TO BE DONE → Return all lines below containing the word "description".

MATERIAL TO PROCESS →
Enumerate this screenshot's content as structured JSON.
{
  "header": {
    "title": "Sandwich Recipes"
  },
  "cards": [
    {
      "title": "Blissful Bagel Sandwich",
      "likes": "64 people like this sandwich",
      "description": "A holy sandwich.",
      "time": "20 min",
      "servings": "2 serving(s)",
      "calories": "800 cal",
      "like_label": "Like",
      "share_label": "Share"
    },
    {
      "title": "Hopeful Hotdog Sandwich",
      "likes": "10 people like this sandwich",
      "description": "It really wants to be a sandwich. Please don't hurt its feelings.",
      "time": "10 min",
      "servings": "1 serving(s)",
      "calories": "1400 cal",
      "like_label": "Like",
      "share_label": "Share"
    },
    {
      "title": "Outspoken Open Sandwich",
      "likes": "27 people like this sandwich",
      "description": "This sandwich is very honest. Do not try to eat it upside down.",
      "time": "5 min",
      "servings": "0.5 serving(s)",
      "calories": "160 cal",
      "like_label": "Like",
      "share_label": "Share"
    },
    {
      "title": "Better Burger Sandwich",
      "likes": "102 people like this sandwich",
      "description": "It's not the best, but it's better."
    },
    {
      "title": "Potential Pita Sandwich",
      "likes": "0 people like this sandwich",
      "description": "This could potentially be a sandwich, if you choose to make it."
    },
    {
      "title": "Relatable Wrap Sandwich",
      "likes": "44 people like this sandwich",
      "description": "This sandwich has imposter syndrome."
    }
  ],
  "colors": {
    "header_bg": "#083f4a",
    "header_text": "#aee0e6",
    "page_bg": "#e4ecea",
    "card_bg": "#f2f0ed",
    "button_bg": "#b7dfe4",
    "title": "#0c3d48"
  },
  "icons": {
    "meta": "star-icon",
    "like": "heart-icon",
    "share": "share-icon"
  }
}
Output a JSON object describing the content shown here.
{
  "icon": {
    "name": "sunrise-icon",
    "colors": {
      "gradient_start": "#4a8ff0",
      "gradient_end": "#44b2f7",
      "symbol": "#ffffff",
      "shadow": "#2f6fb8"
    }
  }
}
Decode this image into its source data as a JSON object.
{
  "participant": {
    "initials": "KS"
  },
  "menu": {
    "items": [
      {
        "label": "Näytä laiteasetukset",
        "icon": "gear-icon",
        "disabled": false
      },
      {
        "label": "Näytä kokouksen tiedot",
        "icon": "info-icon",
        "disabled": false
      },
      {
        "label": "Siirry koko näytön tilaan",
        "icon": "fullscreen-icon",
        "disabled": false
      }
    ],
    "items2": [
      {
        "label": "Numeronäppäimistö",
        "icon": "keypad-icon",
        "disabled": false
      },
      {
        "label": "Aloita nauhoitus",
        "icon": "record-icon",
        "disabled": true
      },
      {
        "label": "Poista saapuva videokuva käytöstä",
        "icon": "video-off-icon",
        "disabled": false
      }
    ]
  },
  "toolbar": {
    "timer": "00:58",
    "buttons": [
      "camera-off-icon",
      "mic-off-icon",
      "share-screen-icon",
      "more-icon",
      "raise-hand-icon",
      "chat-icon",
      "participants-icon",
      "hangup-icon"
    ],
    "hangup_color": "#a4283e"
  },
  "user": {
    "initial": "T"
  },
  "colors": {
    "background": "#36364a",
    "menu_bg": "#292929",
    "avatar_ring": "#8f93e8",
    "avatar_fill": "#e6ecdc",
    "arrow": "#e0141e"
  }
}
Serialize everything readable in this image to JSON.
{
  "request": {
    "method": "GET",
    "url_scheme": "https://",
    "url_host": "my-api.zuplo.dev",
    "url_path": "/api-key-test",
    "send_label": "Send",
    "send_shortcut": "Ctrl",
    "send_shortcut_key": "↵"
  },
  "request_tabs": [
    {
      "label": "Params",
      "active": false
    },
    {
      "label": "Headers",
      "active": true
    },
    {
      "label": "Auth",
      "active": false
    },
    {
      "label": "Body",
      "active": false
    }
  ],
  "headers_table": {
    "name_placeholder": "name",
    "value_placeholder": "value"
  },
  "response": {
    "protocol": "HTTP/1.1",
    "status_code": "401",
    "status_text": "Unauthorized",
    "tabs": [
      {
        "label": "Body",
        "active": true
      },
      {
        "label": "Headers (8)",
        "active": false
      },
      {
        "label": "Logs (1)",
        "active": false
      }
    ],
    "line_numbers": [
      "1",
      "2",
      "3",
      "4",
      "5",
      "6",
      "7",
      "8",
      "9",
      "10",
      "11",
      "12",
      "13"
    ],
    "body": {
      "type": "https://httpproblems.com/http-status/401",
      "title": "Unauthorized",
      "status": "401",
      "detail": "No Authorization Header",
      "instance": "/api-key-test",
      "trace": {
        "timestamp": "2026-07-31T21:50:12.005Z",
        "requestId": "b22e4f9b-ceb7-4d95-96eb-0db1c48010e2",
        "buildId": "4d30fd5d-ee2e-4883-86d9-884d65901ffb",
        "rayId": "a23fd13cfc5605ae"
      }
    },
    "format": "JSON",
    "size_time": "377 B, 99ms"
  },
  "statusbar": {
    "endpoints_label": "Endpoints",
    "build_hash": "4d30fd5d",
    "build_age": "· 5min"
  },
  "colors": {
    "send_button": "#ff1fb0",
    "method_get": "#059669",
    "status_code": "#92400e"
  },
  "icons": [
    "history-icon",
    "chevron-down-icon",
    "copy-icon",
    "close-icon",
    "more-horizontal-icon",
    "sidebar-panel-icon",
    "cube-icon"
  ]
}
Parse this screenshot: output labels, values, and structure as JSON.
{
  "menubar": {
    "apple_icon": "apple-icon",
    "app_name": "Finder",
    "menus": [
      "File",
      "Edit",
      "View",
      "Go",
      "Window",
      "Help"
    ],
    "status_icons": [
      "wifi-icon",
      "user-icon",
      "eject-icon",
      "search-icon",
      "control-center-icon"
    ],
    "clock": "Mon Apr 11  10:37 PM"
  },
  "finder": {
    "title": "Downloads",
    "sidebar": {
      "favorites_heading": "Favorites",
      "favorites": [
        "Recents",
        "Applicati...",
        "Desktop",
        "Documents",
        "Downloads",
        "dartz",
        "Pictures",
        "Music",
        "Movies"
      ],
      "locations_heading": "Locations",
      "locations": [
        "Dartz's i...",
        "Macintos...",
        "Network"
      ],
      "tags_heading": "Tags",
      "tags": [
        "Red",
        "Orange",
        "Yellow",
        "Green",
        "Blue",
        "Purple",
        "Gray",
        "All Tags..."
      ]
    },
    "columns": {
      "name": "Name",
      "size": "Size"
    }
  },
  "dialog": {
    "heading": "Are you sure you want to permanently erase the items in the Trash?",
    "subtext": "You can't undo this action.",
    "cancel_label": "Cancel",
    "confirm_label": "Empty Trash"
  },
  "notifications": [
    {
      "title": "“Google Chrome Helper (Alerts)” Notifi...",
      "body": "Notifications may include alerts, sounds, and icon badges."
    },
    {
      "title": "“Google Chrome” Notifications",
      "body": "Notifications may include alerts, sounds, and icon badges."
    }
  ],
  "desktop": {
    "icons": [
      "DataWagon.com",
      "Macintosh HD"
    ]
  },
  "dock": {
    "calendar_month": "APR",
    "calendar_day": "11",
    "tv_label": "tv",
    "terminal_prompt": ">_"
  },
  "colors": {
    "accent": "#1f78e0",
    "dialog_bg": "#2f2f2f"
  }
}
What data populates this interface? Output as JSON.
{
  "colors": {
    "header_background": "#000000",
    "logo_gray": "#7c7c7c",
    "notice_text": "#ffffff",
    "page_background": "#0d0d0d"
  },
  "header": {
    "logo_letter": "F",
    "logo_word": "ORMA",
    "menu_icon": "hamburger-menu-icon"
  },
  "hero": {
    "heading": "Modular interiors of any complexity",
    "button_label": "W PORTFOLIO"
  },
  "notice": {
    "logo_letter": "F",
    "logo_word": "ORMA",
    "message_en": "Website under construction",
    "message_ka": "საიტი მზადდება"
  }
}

ANSWER FOR THIS EXERCISE →
      "description": "A holy sandwich.",
      "description": "It really wants to be a sandwich. Please don't hurt its feelings.",
      "description": "This sandwich is very honest. Do not try to eat it upside down.",
      "description": "It's not the best, but it's better."
      "description": "This could potentially be a sandwich, if you choose to make it."
      "description": "This sandwich has imposter syndrome."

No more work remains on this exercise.